[What needs to be done]: Read the records and write them out again exactly.

[Extracted information]:

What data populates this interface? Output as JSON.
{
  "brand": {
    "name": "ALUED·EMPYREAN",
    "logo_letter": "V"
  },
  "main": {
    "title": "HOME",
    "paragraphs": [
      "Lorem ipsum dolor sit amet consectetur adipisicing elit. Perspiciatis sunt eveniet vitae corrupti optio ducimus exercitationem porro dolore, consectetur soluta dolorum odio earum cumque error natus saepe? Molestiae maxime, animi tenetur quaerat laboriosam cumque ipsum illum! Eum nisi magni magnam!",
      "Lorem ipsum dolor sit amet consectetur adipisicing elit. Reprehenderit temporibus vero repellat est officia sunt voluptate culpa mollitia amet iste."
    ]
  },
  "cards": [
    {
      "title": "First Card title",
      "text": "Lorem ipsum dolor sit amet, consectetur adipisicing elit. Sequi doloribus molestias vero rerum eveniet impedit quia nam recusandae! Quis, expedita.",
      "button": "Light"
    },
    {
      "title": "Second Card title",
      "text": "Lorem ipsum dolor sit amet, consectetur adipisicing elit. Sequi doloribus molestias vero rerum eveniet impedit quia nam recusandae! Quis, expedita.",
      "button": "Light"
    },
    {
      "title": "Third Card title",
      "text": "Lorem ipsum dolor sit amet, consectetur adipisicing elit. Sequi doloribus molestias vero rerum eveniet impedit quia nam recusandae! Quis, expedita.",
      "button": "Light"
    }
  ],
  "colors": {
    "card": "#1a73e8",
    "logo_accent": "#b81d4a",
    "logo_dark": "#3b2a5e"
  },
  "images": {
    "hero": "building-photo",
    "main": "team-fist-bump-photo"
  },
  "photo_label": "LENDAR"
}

[Solution for this problem]:
What data populates this interface? Output as JSON.
{
  "brand": {
    "name": "ALUED·EMPYREAN",
    "logo_letter": "V"
  },
  "main": {
    "title": "HOME",
    "paragraphs": [
      "Lorem ipsum dolor sit amet consectetur adipisicing elit. Perspiciatis sunt eveniet vitae corrupti optio ducimus exercitationem porro dolore, consectetur soluta dolorum odio earum cumque error natus saepe? Molestiae maxime, animi tenetur quaerat laboriosam cumque ipsum illum! Eum nisi magni magnam!",
      "Lorem ipsum dolor sit amet consectetur adipisicing elit. Reprehenderit temporibus vero repellat est officia sunt voluptate culpa mollitia amet iste."
    ]
  },
  "cards": [
    {
      "title": "First Card title",
      "text": "Lorem ipsum dolor sit amet, consectetur adipisicing elit. Sequi doloribus molestias vero rerum eveniet impedit quia nam recusandae! Quis, expedita.",
      "button": "Light"
    },
    {
      "title": "Second Card title",
      "text": "Lorem ipsum dolor sit amet, consectetur adipisicing elit. Sequi doloribus molestias vero rerum eveniet impedit quia nam recusandae! Quis, expedita.",
      "button": "Light"
    },
    {
      "title": "Third Card title",
      "text": "Lorem ipsum dolor sit amet, consectetur adipisicing elit. Sequi doloribus molestias vero rerum eveniet impedit quia nam recusandae! Quis, expedita.",
      "button": "Light"
    }
  ],
  "colors": {
    "card": "#1a73e8",
    "logo_accent": "#b81d4a",
    "logo_dark": "#3b2a5e"
  },
  "images": {
    "hero": "building-photo",
    "main": "team-fist-bump-photo"
  },
  "photo_label": "LENDAR"
}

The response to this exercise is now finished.